The GAZ-3111 Volga is an automobile manufactured by the Gorkovsky Avtomobilny Zavod (GAZ, Gorky Automobile Plant) from 1998 to 2004 as a generation of its Volga marque.

The GAZ-3111 was scheduled to launch in 2000, but the factory's new owner Oleg Deripaska, was unimpressed with the vehicle visually and the high price of the car hindered sales. As a result, production ended after just over 400 cars had been built in the pre-production batch. Nonetheless, the car did influence the next facelift of the main Volga - the GAZ-31105, which among with a redesigned fascia finally rid the Volga of the archaic kingpins from the front suspension in 2004.

==History==
During the early 1990s GAZ managed to survive the crises by having the Volga do a generation jump from the GAZ-24-10 to the GAZ-3110 in 1997. Simultaneously it never abandoned its quest to develop its eventual replacement, and continued designing a new car, which would feature ABS, power steering, climate control, automatic gearbox and most of all V6 and even V8 engines as standard, along with leather interiors. The external design was completely new and featured many GAZ-21 influenced retro styling cues developed in collaboration with a US-based company.

However problems began mounting in production costs, as some details had to be borrowed from the older models, at least initially such as the Chaika's axle. The pre-production models lacked the automatic gearbox, and the engine was the same ZMZ-4062.10 that went into GAZ-3110. First shown in 1998, production was scheduled to begin in 2000 with 53 cars delivered. GAZ thought of the GAZ-3111 as a replacement for the GAZ-3102 and envisioned a rate of 25 thousand per annum. But only 342 were delivered in 2001, and 20 in 2002, with further nine of 2004 before all production ceased.

GAZ-3111 was a failure in terms of marketing and demand. Its high base price and poor reputation that the Volga brand carried in the 1990s meant that those who could afford it, would opt for a foreign car such as the Mercedes E-class or the BMW 5 series with whom GAZ-3111 thought to compete.

◇ ◇ ◇ ◇ ◇

Tasks to perform:
[1] Copy out, word for word, the part of the GAZ-3111 text that starts with "The GAZ-3111 Volga" and ends with "its Volga marque.".
[2] Please put the lines of the listing below into a JSON list of strings, one string per line and no blank lines. Cover only the lines from the listing's first line through the line containing "section labels: 21 — [301, 399, 311, 409]", both included.

◇ ◇ ◇ ◇ ◇

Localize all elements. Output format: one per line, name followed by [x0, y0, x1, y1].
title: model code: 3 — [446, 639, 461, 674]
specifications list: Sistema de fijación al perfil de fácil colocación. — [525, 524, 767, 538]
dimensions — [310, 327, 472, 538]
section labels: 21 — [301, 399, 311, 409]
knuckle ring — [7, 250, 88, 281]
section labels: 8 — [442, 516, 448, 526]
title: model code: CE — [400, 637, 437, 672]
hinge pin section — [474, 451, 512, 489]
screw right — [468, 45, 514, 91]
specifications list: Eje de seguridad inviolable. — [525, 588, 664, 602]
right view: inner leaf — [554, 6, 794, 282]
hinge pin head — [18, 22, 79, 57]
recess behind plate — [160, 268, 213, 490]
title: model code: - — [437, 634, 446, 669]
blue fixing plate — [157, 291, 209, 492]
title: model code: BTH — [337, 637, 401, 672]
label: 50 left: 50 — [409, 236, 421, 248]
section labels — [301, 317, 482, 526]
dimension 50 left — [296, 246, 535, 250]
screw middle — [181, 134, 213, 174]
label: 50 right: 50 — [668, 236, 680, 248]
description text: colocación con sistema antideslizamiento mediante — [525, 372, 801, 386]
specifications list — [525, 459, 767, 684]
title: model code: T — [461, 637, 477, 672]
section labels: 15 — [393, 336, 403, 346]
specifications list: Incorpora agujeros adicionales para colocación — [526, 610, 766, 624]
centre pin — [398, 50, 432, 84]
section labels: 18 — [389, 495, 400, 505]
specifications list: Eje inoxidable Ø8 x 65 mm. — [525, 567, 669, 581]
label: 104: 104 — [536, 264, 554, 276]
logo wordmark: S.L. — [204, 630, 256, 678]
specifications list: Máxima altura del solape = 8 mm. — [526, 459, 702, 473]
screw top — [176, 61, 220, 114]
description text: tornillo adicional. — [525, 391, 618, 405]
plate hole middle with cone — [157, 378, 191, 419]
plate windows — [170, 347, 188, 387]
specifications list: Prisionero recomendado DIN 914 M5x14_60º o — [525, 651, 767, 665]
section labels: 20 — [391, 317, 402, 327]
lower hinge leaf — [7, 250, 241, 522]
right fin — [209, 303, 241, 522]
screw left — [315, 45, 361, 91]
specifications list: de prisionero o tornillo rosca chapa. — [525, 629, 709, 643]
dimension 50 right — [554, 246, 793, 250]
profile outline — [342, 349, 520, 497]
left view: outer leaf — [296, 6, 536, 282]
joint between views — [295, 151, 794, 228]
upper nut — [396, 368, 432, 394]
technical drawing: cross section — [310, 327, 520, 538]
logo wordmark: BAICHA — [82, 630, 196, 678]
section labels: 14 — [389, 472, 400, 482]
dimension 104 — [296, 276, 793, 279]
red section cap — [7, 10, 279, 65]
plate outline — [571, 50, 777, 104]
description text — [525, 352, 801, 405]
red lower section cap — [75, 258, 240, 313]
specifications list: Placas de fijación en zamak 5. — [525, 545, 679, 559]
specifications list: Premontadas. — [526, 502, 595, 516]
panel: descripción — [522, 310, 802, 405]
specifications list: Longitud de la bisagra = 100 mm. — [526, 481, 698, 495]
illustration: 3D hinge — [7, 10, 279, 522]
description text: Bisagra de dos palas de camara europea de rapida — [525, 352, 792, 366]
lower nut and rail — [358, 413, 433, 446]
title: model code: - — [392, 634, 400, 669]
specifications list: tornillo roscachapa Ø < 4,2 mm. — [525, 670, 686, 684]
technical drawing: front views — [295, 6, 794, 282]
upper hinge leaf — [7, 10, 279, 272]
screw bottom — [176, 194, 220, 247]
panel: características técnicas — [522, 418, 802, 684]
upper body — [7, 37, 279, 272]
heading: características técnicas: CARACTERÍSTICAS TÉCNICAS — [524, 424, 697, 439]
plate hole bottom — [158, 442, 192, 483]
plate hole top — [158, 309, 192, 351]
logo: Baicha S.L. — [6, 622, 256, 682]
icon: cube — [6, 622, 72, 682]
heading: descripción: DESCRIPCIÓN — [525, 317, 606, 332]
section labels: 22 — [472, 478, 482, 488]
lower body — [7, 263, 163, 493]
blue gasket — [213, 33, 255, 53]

◇ ◇ ◇ ◇ ◇

Solutions below:
[1]
The GAZ-3111 Volga is an automobile manufactured by the Gorkovsky Avtomobilny Zavod (GAZ, Gorky Automobile Plant) from 1998 to 2004 as a generation of its Volga marque.

[2]
[
  "Localize all elements. Output format: one per line, name followed by [x0, y0, x1, y1].",
  "title: model code: 3 — [446, 639, 461, 674]",
  "specifications list: Sistema de fijación al perfil de fácil colocación. — [525, 524, 767, 538]",
  "dimensions — [310, 327, 472, 538]",
  "section labels: 21 — [301, 399, 311, 409]"
]